◆ **Exercise data**:
☆ ☆ ☆ ☆
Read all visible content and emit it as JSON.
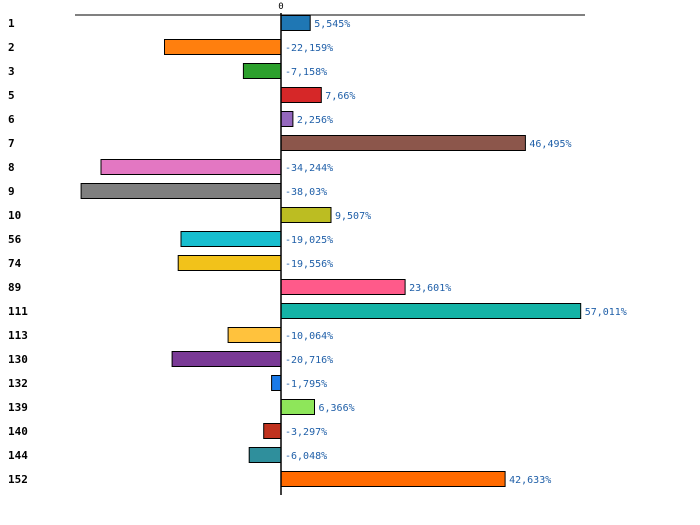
{
  "chart_data": {
    "type": "bar",
    "orientation": "horizontal",
    "title": "",
    "xlabel": "",
    "ylabel": "",
    "zero_tick_label": "0",
    "grid": false,
    "categories": [
      "1",
      "2",
      "3",
      "5",
      "6",
      "7",
      "8",
      "9",
      "10",
      "56",
      "74",
      "89",
      "111",
      "113",
      "130",
      "132",
      "139",
      "140",
      "144",
      "152"
    ],
    "values": [
      5.545,
      -22.159,
      -7.158,
      7.66,
      2.256,
      46.495,
      -34.244,
      -38.03,
      9.507,
      -19.025,
      -19.556,
      23.601,
      57.011,
      -10.064,
      -20.716,
      -1.795,
      6.366,
      -3.297,
      -6.048,
      42.633
    ],
    "value_labels": [
      "5,545%",
      "-22,159%",
      "-7,158%",
      "7,66%",
      "2,256%",
      "46,495%",
      "-34,244%",
      "-38,03%",
      "9,507%",
      "-19,025%",
      "-19,556%",
      "23,601%",
      "57,011%",
      "-10,064%",
      "-20,716%",
      "-1,795%",
      "6,366%",
      "-3,297%",
      "-6,048%",
      "42,633%"
    ],
    "colors": [
      "#1f77b4",
      "#ff7f0e",
      "#2ca02c",
      "#d62728",
      "#9467bd",
      "#8c564b",
      "#e377c2",
      "#7f7f7f",
      "#bcbd22",
      "#17becf",
      "#f2c21a",
      "#ff5a8a",
      "#14b3a6",
      "#ffc23d",
      "#7a3a96",
      "#1a7ae8",
      "#8ee65a",
      "#c0321e",
      "#2f8f9c",
      "#ff6a00"
    ],
    "xlim": [
      -39,
      57.5
    ]
  }
}
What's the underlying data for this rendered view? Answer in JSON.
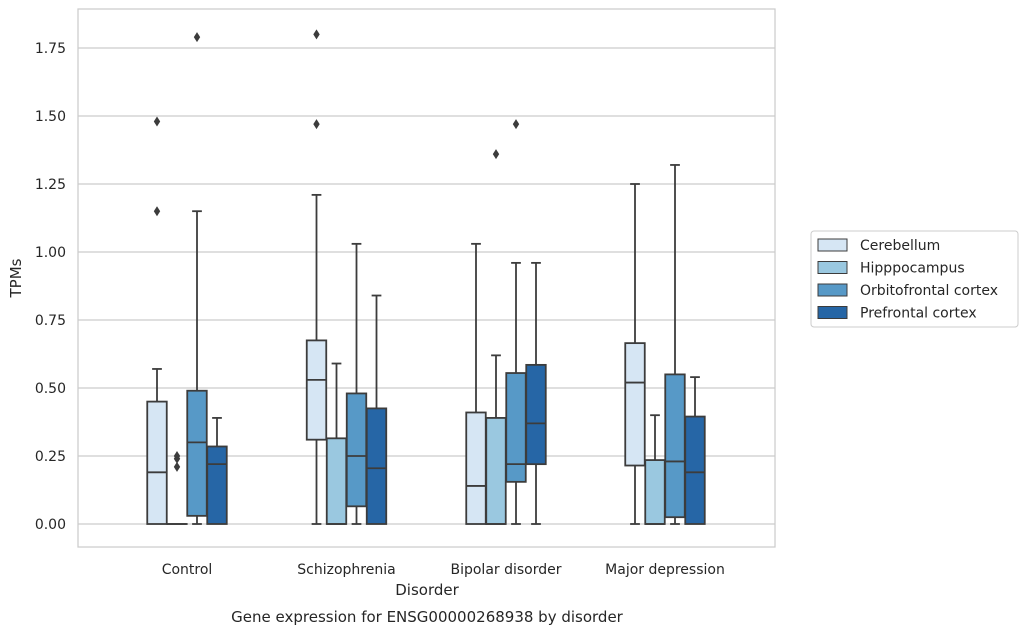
{
  "chart_data": {
    "type": "box",
    "caption": "Gene expression for ENSG00000268938 by disorder",
    "xlabel": "Disorder",
    "ylabel": "TPMs",
    "ylim": [
      -0.09,
      1.9
    ],
    "yticks": [
      "0.00",
      "0.25",
      "0.50",
      "0.75",
      "1.00",
      "1.25",
      "1.50",
      "1.75"
    ],
    "grid": true,
    "legend_position": "right",
    "categories": [
      "Control",
      "Schizophrenia",
      "Bipolar disorder",
      "Major depression"
    ],
    "series": [
      {
        "name": "Cerebellum",
        "color": "#d6e6f4",
        "boxes": [
          {
            "min": 0.0,
            "q1": 0.0,
            "median": 0.19,
            "q3": 0.45,
            "max": 0.57,
            "outliers": [
              1.15,
              1.48
            ]
          },
          {
            "min": 0.0,
            "q1": 0.31,
            "median": 0.53,
            "q3": 0.675,
            "max": 1.21,
            "outliers": [
              1.47,
              1.8
            ]
          },
          {
            "min": 0.0,
            "q1": 0.0,
            "median": 0.14,
            "q3": 0.41,
            "max": 1.03,
            "outliers": []
          },
          {
            "min": 0.0,
            "q1": 0.215,
            "median": 0.52,
            "q3": 0.665,
            "max": 1.25,
            "outliers": []
          }
        ]
      },
      {
        "name": "Hipppocampus",
        "color": "#9ac8e0",
        "boxes": [
          {
            "min": 0.0,
            "q1": 0.0,
            "median": 0.0,
            "q3": 0.0,
            "max": 0.0,
            "outliers": [
              0.21,
              0.24,
              0.25
            ]
          },
          {
            "min": 0.0,
            "q1": 0.0,
            "median": 0.0,
            "q3": 0.315,
            "max": 0.59,
            "outliers": []
          },
          {
            "min": 0.0,
            "q1": 0.0,
            "median": 0.0,
            "q3": 0.39,
            "max": 0.62,
            "outliers": [
              1.36
            ]
          },
          {
            "min": 0.0,
            "q1": 0.0,
            "median": 0.0,
            "q3": 0.235,
            "max": 0.4,
            "outliers": []
          }
        ]
      },
      {
        "name": "Orbitofrontal cortex",
        "color": "#5799c7",
        "boxes": [
          {
            "min": 0.0,
            "q1": 0.03,
            "median": 0.3,
            "q3": 0.49,
            "max": 1.15,
            "outliers": [
              1.79
            ]
          },
          {
            "min": 0.0,
            "q1": 0.065,
            "median": 0.25,
            "q3": 0.48,
            "max": 1.03,
            "outliers": []
          },
          {
            "min": 0.0,
            "q1": 0.155,
            "median": 0.22,
            "q3": 0.555,
            "max": 0.96,
            "outliers": [
              1.47
            ]
          },
          {
            "min": 0.0,
            "q1": 0.025,
            "median": 0.23,
            "q3": 0.55,
            "max": 1.32,
            "outliers": []
          }
        ]
      },
      {
        "name": "Prefrontal cortex",
        "color": "#2666a6",
        "boxes": [
          {
            "min": 0.0,
            "q1": 0.0,
            "median": 0.22,
            "q3": 0.285,
            "max": 0.39,
            "outliers": []
          },
          {
            "min": 0.0,
            "q1": 0.0,
            "median": 0.205,
            "q3": 0.425,
            "max": 0.84,
            "outliers": []
          },
          {
            "min": 0.0,
            "q1": 0.22,
            "median": 0.37,
            "q3": 0.585,
            "max": 0.96,
            "outliers": []
          },
          {
            "min": 0.0,
            "q1": 0.0,
            "median": 0.19,
            "q3": 0.395,
            "max": 0.54,
            "outliers": []
          }
        ]
      }
    ]
  }
}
☆ ☆ ☆ ☆
◆ **Short exercise**: Lines that include the word "JSON" are to be extracted from the data above.

◆ **Response for this exercise**:
Read all visible content and emit it as JSON.
What's the underlying data for this rendered view? Answer in JSON.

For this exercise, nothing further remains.